• **GIVEN EXERCISE**
Pick out all lines of the entries that include the word "mobile" and copy them.

*** DATA EXTRACT

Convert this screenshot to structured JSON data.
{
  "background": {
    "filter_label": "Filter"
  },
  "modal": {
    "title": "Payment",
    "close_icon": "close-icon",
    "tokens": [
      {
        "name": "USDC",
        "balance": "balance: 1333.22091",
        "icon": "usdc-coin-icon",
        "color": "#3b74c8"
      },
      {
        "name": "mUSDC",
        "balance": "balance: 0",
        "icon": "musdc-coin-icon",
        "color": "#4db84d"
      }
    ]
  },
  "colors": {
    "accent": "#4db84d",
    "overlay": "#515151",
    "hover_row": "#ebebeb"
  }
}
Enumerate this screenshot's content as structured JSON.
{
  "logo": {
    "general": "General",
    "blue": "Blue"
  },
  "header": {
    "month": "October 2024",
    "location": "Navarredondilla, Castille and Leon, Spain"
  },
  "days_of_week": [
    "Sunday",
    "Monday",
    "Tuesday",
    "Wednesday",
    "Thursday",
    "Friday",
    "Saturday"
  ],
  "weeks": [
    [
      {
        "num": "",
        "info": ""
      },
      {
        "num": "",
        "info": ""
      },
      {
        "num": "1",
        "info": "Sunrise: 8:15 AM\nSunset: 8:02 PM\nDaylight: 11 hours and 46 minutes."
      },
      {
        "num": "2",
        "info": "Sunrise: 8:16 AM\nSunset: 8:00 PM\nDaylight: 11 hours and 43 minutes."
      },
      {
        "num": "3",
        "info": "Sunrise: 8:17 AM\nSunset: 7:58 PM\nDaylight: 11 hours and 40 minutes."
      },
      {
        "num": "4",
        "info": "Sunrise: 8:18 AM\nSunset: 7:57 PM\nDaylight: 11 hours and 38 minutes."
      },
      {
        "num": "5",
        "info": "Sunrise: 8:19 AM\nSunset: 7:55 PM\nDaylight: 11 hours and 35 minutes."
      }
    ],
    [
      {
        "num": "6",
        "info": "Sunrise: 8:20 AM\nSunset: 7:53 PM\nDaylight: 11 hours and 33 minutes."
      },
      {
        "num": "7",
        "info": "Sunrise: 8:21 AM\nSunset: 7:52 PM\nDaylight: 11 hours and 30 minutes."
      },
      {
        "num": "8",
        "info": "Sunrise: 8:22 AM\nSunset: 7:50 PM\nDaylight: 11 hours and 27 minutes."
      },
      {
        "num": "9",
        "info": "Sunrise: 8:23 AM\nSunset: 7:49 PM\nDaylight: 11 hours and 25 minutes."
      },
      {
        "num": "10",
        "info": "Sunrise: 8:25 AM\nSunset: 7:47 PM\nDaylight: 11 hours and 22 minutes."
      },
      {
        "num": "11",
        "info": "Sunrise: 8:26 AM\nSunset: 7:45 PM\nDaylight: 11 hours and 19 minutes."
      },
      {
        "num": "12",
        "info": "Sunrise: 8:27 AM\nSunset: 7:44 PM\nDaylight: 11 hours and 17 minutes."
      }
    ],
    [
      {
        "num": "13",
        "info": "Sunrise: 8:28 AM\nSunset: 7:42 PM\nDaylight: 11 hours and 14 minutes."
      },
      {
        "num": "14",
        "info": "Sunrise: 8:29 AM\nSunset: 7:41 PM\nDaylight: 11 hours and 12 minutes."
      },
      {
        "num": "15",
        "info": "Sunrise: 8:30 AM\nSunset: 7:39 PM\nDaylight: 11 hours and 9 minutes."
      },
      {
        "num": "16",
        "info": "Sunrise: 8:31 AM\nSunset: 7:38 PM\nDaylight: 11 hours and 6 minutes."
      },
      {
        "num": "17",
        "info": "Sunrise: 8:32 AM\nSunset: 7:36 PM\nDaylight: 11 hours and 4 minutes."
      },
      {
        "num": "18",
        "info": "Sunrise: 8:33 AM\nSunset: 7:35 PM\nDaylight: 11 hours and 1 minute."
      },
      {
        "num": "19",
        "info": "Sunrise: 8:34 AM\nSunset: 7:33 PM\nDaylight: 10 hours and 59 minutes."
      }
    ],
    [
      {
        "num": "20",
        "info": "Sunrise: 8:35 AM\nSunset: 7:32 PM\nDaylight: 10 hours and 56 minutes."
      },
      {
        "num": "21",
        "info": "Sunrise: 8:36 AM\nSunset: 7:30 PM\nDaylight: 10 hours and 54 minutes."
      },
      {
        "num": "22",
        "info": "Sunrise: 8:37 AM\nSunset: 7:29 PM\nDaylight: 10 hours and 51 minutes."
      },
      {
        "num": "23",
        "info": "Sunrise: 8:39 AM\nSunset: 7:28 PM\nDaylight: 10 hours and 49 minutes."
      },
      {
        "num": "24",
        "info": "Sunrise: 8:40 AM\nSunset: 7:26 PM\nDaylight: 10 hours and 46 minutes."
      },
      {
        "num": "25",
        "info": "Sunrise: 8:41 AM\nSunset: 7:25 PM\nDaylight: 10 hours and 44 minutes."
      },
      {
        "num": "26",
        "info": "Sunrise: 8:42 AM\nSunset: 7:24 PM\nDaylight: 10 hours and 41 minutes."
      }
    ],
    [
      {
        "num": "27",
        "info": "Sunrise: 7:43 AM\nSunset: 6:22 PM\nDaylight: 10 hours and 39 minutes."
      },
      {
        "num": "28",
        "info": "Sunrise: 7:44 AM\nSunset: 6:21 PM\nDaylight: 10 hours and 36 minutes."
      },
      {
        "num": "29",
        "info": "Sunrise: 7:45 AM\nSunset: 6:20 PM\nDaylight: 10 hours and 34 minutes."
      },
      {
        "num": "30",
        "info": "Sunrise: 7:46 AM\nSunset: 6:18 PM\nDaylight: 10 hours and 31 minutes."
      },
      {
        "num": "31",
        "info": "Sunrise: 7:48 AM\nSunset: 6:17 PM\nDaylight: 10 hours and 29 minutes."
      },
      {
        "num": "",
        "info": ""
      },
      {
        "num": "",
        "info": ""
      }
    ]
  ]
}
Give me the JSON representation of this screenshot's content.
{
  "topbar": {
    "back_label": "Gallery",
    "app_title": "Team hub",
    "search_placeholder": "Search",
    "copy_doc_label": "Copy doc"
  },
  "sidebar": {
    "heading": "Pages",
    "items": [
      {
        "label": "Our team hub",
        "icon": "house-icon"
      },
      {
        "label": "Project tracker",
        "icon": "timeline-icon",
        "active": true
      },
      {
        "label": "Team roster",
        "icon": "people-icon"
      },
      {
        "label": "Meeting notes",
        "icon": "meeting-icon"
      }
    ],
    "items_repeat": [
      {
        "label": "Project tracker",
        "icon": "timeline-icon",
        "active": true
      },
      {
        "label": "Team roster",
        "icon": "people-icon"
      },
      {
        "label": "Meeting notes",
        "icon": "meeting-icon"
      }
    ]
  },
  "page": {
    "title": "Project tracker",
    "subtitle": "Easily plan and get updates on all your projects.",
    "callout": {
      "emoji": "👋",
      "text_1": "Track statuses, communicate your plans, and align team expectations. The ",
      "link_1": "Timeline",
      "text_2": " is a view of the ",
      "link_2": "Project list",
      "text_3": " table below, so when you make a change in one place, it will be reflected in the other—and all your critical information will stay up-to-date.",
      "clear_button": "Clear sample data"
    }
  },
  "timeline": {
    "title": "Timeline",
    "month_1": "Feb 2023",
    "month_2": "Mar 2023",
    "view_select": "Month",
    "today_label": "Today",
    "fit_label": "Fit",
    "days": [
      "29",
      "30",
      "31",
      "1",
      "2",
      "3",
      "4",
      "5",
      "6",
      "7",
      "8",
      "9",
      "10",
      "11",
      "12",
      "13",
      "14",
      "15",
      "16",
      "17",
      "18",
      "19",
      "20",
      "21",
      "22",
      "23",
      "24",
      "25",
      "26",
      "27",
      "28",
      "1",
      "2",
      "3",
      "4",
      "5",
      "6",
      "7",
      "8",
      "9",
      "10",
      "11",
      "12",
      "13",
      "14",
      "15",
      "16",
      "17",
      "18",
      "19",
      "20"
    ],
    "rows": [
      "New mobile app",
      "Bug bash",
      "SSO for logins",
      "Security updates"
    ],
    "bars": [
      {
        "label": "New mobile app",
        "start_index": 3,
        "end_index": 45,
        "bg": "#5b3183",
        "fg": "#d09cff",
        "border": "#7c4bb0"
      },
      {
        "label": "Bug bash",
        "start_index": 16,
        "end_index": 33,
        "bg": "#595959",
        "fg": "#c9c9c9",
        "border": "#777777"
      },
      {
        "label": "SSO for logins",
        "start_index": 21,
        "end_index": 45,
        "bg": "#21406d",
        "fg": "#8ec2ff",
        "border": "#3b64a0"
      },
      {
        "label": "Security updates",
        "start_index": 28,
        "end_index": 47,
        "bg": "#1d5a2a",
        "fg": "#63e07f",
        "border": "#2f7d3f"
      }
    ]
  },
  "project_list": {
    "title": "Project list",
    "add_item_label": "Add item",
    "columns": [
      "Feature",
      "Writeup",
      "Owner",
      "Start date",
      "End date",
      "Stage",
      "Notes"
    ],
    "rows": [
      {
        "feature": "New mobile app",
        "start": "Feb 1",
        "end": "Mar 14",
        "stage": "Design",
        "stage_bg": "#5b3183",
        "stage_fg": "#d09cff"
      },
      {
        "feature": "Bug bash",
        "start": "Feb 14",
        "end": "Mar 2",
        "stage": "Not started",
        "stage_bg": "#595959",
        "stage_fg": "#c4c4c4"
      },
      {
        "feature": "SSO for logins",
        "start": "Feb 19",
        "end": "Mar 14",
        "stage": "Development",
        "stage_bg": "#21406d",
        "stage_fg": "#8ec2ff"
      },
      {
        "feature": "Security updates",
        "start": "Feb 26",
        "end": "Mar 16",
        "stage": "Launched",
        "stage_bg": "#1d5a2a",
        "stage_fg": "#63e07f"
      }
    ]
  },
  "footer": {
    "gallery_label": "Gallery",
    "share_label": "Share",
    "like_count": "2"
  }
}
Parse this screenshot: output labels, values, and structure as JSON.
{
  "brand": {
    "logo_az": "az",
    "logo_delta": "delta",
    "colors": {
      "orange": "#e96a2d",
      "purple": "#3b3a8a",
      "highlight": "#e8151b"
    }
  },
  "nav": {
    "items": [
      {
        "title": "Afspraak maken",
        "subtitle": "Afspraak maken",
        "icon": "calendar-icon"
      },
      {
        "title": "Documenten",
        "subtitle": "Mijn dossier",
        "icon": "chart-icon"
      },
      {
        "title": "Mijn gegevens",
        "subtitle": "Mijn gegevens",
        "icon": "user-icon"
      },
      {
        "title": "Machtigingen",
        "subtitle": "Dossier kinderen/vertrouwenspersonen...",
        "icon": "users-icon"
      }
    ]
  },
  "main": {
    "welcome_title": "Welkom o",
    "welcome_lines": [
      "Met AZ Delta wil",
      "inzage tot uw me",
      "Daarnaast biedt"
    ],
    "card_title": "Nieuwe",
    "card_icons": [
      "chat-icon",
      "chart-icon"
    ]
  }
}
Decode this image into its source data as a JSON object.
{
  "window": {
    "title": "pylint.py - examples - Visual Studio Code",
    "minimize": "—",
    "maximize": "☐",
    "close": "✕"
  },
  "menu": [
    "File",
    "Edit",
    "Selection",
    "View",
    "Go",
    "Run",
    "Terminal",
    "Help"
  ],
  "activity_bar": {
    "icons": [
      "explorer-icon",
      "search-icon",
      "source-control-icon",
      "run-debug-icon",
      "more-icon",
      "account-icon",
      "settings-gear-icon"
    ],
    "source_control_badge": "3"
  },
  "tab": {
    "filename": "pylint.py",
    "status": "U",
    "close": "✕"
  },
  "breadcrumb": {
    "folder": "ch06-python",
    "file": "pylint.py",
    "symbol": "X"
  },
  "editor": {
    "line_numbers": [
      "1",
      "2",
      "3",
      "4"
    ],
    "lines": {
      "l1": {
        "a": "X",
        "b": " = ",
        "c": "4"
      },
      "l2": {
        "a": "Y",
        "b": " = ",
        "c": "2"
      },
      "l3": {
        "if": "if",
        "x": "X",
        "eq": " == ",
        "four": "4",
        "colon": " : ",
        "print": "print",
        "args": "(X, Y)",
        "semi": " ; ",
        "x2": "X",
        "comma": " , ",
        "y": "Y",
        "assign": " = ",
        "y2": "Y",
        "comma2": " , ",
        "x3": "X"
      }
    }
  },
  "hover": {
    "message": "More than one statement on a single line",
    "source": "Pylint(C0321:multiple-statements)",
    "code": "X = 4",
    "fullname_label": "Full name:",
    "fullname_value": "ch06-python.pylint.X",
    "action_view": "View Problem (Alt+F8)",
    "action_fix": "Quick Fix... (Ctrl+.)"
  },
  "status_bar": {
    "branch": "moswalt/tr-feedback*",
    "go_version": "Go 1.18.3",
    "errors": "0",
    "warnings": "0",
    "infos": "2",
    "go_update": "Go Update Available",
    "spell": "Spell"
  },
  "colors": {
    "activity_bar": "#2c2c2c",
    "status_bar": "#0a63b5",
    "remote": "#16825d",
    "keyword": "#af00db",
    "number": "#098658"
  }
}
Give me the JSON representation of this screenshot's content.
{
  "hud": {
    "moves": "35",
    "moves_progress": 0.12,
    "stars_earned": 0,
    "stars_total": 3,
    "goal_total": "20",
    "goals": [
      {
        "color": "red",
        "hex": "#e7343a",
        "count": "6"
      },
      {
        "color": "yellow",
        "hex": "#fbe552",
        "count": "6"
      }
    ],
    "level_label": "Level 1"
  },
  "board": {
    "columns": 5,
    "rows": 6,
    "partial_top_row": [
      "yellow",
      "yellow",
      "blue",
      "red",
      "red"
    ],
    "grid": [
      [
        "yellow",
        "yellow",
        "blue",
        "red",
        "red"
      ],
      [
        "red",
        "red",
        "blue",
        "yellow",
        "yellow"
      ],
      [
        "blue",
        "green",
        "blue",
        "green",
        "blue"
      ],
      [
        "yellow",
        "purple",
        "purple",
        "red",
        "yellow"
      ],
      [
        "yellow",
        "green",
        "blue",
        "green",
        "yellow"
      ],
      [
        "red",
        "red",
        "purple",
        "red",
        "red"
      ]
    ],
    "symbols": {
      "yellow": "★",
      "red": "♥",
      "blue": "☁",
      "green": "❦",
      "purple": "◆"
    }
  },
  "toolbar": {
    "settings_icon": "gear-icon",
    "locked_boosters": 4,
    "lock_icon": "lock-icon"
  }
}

******

• **COMPLETE RESPONSE**
      "New mobile app",
        "label": "New mobile app",
        "feature": "New mobile app",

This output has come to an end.